* INSTRUCTION: From the listing below, pull each line that includes "Station".

* DATA SECTION:
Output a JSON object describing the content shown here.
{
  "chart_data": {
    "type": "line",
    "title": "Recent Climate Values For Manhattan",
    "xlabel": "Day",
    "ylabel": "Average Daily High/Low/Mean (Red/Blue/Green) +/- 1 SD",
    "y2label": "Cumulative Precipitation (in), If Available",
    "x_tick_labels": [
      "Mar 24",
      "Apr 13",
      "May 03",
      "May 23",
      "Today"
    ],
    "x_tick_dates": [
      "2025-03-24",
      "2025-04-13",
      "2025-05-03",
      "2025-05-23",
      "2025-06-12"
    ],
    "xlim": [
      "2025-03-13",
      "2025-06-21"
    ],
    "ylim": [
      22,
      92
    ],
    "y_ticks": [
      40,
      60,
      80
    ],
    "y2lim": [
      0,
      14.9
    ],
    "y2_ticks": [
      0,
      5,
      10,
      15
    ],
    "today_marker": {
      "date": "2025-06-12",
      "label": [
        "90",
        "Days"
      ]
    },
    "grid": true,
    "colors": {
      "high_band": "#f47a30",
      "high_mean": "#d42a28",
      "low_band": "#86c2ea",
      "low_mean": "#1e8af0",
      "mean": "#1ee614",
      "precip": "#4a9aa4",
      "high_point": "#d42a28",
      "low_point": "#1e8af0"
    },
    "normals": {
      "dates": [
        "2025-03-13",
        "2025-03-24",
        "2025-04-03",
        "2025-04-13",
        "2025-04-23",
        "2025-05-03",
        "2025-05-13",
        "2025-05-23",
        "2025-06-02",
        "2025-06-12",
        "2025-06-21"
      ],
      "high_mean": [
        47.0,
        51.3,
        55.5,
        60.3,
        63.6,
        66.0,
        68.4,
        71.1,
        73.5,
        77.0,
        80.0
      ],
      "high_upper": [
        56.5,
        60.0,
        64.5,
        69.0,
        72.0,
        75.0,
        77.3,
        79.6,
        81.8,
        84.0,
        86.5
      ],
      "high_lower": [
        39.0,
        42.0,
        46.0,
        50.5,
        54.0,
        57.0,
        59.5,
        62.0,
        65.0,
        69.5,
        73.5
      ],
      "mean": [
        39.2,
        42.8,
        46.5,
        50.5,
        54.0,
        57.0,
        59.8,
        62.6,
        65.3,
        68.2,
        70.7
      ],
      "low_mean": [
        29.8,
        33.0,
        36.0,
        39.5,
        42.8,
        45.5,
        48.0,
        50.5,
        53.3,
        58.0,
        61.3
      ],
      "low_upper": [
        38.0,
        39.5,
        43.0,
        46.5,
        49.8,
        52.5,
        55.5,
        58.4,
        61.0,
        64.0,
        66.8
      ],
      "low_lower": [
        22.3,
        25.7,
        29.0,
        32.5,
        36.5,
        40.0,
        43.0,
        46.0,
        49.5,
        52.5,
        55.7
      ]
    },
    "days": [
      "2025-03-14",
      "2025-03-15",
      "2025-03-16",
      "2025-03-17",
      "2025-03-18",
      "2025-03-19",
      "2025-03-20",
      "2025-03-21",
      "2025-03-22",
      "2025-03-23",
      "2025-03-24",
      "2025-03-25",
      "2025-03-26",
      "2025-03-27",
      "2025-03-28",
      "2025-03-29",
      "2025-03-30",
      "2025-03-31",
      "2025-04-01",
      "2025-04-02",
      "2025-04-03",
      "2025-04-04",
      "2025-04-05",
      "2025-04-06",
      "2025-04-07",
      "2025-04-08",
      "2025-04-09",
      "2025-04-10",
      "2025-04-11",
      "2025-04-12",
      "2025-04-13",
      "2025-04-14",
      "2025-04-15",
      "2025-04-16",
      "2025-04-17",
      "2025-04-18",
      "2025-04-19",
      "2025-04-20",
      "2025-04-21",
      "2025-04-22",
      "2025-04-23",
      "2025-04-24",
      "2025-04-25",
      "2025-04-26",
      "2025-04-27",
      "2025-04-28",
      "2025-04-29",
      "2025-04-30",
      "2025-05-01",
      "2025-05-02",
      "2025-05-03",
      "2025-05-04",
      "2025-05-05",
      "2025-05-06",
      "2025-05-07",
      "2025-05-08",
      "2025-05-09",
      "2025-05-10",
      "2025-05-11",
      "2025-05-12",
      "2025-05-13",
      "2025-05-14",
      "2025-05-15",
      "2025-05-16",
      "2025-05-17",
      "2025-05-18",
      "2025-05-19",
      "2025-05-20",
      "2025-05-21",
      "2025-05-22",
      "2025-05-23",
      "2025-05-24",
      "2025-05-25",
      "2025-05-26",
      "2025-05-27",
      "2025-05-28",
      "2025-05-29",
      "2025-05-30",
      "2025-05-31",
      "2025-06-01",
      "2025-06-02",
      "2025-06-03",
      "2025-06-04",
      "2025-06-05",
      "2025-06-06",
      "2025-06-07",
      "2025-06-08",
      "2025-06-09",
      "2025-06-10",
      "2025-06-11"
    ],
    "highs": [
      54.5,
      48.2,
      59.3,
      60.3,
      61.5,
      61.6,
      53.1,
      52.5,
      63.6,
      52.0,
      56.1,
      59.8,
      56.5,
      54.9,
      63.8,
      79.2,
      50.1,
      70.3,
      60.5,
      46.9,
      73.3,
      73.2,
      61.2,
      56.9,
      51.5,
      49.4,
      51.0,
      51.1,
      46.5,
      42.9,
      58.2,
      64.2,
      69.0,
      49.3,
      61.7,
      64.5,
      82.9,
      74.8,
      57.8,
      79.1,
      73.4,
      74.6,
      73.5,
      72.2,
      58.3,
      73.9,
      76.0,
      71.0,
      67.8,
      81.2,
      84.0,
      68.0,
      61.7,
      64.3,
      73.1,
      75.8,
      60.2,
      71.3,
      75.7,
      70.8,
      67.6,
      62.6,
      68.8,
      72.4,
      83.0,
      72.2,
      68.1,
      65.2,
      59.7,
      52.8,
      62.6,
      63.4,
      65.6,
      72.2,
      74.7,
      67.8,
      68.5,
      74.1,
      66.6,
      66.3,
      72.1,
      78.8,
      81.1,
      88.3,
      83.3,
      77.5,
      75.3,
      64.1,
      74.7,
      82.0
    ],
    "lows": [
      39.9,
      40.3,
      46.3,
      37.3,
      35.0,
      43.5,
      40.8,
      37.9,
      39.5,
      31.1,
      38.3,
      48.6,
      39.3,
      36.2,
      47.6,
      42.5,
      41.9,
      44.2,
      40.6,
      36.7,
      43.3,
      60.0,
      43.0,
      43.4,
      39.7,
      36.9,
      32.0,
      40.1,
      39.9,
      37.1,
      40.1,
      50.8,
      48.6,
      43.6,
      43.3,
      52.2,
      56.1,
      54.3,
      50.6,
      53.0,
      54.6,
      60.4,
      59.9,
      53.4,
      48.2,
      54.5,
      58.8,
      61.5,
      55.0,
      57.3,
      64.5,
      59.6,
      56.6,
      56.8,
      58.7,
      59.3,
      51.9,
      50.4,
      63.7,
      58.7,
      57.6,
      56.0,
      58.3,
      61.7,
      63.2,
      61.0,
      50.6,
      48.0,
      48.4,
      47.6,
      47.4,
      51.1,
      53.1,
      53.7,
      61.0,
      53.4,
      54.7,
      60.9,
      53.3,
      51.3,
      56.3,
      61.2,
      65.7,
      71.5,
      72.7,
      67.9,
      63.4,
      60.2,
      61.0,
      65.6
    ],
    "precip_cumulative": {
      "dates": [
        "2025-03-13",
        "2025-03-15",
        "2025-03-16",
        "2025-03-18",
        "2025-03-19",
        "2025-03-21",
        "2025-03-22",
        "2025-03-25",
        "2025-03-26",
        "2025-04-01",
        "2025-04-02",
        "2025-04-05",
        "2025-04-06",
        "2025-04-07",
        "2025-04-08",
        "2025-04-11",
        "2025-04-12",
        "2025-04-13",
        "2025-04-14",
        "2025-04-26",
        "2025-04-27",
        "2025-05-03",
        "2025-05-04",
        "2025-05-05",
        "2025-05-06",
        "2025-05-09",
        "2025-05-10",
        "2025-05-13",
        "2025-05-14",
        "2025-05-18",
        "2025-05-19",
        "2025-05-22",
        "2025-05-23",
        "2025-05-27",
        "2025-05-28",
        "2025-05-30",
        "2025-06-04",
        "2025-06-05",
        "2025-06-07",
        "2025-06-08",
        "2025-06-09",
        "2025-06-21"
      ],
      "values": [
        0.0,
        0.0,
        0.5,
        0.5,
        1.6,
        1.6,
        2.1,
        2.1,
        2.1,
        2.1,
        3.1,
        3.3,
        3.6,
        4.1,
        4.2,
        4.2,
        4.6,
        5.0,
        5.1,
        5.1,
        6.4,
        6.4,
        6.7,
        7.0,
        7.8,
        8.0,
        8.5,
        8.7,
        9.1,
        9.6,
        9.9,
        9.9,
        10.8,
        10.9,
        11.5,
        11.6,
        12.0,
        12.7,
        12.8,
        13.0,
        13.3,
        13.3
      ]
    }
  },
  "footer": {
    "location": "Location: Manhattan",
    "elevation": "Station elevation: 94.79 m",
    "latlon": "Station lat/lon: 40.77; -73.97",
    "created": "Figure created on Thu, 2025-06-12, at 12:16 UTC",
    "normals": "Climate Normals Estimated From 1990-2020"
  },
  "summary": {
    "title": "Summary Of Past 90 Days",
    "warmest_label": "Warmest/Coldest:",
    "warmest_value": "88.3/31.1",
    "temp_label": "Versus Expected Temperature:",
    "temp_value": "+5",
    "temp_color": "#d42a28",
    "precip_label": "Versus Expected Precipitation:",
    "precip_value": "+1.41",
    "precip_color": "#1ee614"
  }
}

* COMPLETE RESPONSE:
    "elevation": "Station elevation: 94.79 m",
    "latlon": "Station lat/lon: 40.77; -73.97",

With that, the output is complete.